TASK DETAILS: Copy out every line containing the word "screenshot".

EXERCISE INPUT:
◇ ◇ ◇ ◇

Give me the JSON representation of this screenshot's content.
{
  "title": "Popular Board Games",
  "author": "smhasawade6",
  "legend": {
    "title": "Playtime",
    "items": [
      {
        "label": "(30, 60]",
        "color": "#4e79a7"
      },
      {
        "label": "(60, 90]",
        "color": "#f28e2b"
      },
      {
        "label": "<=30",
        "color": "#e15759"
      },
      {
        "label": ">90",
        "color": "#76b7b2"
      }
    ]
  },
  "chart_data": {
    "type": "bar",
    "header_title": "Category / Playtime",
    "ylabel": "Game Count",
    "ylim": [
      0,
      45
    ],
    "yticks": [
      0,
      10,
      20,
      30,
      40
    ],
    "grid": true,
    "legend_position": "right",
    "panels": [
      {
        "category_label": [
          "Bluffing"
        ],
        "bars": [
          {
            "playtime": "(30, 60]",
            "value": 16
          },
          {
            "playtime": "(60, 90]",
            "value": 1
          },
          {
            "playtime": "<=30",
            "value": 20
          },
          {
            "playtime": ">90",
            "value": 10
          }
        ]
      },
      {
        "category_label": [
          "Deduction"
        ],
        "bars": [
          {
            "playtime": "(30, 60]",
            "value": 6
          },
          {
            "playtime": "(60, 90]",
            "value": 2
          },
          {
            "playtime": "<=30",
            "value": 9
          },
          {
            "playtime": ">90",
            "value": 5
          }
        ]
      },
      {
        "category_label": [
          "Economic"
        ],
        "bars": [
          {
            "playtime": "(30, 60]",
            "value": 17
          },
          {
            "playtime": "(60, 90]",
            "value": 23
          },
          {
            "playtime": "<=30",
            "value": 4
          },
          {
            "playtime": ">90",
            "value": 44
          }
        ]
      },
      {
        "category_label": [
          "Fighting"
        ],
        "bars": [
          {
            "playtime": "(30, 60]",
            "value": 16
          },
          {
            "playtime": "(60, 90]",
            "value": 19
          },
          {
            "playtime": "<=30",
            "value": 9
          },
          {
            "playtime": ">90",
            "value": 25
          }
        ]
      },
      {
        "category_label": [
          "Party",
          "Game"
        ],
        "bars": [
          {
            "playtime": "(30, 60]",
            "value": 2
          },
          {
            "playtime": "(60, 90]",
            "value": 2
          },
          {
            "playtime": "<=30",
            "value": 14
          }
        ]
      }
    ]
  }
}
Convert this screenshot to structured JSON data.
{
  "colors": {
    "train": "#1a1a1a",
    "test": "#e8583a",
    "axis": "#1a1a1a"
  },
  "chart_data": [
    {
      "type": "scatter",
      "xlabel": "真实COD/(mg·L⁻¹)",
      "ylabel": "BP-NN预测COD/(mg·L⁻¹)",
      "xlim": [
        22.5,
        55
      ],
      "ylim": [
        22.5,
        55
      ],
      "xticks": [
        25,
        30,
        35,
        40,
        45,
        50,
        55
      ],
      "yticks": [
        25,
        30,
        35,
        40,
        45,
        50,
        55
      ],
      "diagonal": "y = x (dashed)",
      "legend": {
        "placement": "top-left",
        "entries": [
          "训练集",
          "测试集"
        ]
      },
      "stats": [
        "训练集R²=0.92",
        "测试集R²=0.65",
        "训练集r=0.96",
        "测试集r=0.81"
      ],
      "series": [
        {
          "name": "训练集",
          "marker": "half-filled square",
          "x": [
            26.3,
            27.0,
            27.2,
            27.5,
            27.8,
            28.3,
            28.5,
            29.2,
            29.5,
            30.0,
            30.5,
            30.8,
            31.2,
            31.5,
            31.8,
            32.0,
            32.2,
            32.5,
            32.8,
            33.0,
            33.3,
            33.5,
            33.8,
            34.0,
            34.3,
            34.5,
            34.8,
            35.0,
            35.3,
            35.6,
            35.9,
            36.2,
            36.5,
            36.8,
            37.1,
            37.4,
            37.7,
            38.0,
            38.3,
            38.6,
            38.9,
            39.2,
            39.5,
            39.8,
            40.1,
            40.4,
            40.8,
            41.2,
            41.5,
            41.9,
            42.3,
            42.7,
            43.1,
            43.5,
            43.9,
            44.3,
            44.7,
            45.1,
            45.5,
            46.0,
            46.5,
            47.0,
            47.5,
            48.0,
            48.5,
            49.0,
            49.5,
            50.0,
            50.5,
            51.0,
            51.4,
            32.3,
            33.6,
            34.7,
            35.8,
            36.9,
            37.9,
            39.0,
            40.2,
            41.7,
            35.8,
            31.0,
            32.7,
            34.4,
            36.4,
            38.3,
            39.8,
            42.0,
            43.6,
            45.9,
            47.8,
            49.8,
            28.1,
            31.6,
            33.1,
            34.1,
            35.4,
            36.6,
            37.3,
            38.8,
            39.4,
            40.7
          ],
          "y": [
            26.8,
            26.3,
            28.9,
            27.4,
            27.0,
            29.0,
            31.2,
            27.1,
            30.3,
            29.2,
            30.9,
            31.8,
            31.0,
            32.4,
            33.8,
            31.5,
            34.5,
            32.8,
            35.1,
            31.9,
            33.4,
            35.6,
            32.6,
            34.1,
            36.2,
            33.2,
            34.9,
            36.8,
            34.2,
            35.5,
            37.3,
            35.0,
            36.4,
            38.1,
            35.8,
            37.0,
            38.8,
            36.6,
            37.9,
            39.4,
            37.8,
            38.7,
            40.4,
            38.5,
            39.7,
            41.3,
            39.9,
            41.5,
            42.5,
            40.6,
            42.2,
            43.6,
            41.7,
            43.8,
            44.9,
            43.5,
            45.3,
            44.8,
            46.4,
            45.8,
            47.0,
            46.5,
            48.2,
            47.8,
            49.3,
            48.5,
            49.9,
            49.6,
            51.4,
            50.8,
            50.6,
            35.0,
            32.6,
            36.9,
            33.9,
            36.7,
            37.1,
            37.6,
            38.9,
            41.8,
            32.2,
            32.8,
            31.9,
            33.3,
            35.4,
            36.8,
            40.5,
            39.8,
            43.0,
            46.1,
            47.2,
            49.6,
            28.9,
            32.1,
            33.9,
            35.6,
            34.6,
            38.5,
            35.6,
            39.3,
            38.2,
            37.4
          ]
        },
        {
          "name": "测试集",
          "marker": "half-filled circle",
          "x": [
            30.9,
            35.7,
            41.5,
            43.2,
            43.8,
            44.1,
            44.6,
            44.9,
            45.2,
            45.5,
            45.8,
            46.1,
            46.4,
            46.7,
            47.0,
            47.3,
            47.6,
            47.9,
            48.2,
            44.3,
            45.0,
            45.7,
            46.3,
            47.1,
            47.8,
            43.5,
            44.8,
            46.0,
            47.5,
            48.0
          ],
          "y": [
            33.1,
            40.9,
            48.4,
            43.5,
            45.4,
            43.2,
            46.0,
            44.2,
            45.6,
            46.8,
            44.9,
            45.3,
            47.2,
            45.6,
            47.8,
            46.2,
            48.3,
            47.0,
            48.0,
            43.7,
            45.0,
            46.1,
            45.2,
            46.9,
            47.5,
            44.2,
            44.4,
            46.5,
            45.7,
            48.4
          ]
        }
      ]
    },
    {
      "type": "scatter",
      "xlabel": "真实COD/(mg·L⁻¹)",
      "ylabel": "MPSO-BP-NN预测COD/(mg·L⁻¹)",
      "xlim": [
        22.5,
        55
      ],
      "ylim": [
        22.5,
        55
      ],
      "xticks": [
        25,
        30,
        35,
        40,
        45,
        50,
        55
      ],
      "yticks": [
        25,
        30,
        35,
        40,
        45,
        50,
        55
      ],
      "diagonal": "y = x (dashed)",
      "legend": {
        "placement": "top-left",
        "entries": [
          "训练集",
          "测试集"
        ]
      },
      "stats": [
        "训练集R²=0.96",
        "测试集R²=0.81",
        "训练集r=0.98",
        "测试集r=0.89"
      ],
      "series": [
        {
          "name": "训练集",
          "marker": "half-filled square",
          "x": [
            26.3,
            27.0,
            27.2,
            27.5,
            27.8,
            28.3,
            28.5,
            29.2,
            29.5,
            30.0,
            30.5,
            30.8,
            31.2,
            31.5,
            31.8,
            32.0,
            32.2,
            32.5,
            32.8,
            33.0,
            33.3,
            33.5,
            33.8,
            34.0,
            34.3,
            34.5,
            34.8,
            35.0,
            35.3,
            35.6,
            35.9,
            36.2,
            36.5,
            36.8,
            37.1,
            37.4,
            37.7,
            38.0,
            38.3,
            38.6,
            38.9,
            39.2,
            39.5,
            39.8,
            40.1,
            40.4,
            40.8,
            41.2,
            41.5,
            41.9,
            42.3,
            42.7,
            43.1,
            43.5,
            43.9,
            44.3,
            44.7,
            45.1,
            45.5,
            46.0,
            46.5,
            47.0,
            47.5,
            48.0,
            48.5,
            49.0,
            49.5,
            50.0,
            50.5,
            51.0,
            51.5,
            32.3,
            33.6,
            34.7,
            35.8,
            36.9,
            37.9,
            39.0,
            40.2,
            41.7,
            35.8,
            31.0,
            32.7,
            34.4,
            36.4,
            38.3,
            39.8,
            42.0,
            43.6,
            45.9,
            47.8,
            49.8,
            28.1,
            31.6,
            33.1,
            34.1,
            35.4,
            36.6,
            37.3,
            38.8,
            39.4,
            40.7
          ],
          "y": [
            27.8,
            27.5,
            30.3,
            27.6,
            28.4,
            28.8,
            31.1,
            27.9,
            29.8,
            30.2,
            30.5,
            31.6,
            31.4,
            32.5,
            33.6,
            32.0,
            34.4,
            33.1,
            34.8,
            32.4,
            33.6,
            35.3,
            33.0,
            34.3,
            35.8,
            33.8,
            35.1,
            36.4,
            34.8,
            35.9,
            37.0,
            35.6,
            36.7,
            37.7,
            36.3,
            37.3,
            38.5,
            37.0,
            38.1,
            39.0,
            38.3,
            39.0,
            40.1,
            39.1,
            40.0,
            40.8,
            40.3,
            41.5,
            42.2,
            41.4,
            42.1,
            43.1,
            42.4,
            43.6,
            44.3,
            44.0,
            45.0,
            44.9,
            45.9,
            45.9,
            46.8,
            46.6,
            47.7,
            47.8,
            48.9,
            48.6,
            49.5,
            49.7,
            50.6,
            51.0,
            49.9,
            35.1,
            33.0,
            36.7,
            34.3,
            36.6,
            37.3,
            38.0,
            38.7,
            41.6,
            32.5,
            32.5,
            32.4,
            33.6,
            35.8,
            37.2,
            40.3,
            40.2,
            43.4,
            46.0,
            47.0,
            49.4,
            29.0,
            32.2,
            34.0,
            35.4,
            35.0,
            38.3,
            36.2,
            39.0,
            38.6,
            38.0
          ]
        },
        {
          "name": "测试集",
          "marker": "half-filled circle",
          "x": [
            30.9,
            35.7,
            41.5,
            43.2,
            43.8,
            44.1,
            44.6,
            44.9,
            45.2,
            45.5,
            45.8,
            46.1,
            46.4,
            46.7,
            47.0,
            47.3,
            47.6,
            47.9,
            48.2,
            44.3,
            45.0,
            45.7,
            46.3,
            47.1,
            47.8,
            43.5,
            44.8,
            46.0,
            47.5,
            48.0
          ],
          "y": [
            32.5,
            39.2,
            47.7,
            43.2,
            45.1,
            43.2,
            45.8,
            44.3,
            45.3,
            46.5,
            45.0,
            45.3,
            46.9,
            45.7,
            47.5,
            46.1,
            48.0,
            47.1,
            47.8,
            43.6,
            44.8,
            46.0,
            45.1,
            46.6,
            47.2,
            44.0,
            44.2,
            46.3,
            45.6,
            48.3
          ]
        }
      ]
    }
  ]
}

◇ ◇ ◇ ◇

ANSWER TO THE EXERCISE:
Give me the JSON representation of this screenshot's content.
Convert this screenshot to structured JSON data.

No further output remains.